Begin Excerpted text
Superior Court of Pennsylvania
Jul 15, 1944
38 A.2d 387 (Pa. Super. Ct. 1944)

Summary

In Diaz v. Jones Laughlin Steel Co., 155 Pa. Super. 177, 38 A.2d 387, the controlling issue was stated to be whether claimant had permanently lost the use of the eye for all practical intents and purposes.

Summary of this case from DeVore v. Atlantic Mfg. Co. et al

Opinion

April 28, 1944.

July 15, 1944.

Workmen's Compensation — Permanent loss of eye — Evidence — Prima facie case — Prior uselessness of eye — Burden of proof — Permanent loss of eye for industrial purposes or for all practical intents and purposes — Usefulness of injured eye alone or in conjunction with good eye — Act of June 21, 1939, P.L. 520.

1. Where claimant proved his employment, an accidental injury to his left eye, his inability to work for several weeks, as a result of the injury and a permanent loss of the eye by its surgical removal, he thus made out a prima facie case for an award of compensation for the permanent loss of his left eye, under section 306(c) of the Workmen's Compensation Act of June 21, 1939, P.L. 520, which was in force when he was injured.

2. Where the employer sought to overcome that prima facie case by proof that the eye so removed was, even before the injury requiring its removal, so permanently useless as an organ of sight that it was equivalent to the loss of the eye, the burden was on it to prove such fact, not on the claimant to disprove it.

3. The Act of 1939 (which provides that permanent loss of the use of an eye shall be considered as the equivalent of the permanent loss of the eye), does not refer to the permanent loss of the use of the eye for industrial purposes but to the permanent loss of its use for all practical intents and purposes.

4. Where a person can see better, in general, using his injured eye in connection with his good eye than by using the good eye alone, he has not lost the use of his injured eye to such an extent as to be considered the equivalent of the permanent loss of the eye.

5. Quinn v. American Int. Ship Bldg. Corp., 77 Pa. Super. 304, distinguished.

Before KELLER, P.J., BALDRIGE, HIRT, KENWORTHEY, RENO and JAMES, JJ. (RHODES, J., absent).

Appeal, No. 59, April T., 1944, from order of C.P., Allegheny Co., Oct. T., 1942, No. 358, in case of George Diaz v. Jones Laughlin Steel Corporation. Appeal dismissed.
End Excerpted text
Begin Recorded information
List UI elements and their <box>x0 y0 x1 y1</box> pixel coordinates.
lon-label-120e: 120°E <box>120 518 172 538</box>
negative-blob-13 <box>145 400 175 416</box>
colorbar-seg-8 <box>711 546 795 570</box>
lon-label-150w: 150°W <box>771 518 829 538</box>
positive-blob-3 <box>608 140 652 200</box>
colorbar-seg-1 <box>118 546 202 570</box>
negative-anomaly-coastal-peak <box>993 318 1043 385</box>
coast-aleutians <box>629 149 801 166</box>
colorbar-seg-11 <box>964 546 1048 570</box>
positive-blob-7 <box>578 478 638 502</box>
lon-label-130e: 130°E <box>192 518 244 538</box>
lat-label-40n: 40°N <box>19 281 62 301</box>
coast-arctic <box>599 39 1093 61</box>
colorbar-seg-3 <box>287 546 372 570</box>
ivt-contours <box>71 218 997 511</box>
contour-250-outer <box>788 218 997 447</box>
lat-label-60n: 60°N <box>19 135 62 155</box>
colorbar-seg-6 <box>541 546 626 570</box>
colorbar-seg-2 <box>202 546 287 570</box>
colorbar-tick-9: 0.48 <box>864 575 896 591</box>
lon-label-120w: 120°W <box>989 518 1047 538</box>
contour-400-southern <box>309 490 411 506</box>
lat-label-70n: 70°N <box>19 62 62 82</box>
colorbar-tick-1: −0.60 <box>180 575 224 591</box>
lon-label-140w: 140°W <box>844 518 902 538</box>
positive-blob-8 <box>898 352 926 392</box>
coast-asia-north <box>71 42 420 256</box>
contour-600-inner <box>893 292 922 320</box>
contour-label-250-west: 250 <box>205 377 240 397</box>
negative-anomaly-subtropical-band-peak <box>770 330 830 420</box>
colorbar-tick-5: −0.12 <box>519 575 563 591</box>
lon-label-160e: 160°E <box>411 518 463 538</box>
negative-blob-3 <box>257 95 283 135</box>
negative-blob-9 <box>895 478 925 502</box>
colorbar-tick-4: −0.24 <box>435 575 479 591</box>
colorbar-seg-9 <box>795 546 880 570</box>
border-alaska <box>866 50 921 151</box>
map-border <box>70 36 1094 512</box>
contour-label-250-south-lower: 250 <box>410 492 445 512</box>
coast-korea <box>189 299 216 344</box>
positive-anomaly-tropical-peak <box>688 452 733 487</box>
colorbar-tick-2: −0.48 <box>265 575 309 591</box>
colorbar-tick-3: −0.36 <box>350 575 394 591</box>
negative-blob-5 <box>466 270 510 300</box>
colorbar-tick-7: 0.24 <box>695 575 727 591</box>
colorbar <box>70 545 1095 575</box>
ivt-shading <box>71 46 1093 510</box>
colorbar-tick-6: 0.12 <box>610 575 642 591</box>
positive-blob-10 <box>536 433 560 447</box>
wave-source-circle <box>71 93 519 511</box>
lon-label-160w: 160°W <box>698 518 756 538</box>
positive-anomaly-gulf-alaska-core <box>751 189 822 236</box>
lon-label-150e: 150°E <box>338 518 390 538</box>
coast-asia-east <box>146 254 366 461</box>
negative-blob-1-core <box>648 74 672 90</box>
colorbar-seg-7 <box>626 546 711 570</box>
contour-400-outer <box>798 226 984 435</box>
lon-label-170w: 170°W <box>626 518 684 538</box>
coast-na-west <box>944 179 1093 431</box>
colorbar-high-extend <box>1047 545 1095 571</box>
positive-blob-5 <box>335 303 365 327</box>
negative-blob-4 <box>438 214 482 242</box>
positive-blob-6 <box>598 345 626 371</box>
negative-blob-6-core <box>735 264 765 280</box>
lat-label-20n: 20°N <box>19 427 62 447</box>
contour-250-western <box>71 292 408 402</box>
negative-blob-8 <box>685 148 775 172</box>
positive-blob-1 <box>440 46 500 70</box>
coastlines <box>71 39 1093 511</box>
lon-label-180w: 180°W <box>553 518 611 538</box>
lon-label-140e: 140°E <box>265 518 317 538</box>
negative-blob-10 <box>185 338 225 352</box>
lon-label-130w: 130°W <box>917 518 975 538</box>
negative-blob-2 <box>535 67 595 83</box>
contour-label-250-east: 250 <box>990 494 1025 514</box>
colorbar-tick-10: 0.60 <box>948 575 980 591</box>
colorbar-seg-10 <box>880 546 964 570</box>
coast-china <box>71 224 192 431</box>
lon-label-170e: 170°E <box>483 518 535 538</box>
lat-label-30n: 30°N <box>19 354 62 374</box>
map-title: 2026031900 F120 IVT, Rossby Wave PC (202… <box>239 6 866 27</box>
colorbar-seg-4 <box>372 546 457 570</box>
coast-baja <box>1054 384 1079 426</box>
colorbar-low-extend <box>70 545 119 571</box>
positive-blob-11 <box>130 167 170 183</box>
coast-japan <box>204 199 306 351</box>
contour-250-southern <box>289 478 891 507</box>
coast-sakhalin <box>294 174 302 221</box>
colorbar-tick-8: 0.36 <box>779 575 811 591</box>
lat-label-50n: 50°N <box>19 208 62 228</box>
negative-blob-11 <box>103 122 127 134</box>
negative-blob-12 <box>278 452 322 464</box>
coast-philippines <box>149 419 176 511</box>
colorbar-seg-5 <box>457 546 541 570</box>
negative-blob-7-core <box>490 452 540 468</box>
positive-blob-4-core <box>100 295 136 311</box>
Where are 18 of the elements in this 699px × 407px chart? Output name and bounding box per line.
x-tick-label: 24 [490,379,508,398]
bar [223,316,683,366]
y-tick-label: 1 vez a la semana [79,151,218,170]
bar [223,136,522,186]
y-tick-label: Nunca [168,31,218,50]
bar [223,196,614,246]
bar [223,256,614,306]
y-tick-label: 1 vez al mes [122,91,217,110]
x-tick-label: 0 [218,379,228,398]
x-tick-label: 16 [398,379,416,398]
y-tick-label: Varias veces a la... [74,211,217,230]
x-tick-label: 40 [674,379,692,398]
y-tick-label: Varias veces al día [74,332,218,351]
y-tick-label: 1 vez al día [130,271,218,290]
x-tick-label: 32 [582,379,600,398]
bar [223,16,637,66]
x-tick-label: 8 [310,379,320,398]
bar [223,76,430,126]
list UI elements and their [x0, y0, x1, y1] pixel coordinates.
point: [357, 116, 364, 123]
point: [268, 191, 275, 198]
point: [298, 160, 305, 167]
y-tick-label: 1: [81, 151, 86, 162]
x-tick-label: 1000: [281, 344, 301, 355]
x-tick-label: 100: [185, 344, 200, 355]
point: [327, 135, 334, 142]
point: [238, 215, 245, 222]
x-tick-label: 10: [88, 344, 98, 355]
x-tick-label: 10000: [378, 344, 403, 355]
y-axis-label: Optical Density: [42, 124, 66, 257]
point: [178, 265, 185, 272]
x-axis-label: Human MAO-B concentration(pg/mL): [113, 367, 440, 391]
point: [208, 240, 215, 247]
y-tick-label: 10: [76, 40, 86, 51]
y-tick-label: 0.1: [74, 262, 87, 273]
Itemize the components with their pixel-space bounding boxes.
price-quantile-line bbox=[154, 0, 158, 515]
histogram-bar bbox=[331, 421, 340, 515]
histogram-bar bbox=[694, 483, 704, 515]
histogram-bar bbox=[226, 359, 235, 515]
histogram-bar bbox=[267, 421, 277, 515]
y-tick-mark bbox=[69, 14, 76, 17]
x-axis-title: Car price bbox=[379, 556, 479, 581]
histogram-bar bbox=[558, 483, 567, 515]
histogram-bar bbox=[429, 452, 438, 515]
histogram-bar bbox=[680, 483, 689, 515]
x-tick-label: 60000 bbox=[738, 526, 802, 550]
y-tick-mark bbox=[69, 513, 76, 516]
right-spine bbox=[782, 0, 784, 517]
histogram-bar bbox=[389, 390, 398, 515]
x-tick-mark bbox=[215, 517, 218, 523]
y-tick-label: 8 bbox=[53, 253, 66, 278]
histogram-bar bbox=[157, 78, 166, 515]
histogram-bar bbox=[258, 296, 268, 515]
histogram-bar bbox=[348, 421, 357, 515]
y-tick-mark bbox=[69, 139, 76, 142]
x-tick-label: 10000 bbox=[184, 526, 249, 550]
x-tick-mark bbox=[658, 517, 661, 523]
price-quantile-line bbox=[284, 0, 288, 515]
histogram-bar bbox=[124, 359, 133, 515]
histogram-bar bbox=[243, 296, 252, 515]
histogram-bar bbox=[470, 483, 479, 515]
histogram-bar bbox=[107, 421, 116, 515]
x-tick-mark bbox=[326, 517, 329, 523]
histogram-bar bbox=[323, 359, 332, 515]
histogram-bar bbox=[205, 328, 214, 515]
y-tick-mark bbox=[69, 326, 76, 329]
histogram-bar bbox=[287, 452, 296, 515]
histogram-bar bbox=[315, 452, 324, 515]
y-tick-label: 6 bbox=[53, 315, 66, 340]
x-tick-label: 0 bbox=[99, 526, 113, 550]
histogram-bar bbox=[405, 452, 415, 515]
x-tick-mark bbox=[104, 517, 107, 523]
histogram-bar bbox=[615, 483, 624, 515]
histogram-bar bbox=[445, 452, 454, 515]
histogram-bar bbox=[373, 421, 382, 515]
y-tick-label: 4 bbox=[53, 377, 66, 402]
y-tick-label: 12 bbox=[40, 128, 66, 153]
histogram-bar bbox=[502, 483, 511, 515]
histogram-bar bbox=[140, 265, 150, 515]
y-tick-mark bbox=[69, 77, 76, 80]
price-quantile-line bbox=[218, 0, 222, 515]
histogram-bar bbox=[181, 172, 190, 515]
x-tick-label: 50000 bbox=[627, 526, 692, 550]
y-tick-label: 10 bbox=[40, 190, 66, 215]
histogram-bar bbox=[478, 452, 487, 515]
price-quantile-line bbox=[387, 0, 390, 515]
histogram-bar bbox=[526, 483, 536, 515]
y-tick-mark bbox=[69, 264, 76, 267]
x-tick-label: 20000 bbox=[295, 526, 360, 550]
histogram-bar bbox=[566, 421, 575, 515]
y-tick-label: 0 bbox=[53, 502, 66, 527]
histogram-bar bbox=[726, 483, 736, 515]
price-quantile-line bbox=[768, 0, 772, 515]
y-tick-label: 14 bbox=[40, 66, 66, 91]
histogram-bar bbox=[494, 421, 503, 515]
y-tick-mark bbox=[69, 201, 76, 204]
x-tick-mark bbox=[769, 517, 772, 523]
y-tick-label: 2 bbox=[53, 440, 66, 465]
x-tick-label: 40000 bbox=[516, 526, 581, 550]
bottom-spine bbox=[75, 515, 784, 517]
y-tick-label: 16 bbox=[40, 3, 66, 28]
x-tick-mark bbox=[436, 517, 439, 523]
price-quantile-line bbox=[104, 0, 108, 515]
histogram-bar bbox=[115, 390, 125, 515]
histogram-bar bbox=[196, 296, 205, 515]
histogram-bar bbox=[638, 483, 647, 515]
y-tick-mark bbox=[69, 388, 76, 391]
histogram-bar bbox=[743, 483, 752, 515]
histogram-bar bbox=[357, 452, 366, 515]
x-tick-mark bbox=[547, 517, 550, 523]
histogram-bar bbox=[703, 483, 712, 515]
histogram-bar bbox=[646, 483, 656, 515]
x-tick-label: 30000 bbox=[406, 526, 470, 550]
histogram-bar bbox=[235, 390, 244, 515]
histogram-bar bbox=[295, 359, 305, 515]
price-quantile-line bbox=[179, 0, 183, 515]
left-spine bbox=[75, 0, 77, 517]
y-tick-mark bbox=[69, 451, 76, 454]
End Recorded information
## Task to carry out
Check each statement against the court summary and answer yes or no for each, quoting the words of the text that decide it.
1. The employer had the burden of proving the eye was already useless before the injury.
2. The Act of 1939 concerns the permanent loss of the use of an eye for industrial purposes.
3. The appeal was sustained.
The data is not needed for this work.

## Task solution
1. Yes: "the burden was on it to prove such fact, not on the claimant to disprove it."
2. No: "does not refer to the permanent loss of the use of the eye for industrial purposes but to the permanent loss of its use for all practical intents and purposes."
3. No: "Appeal dismissed."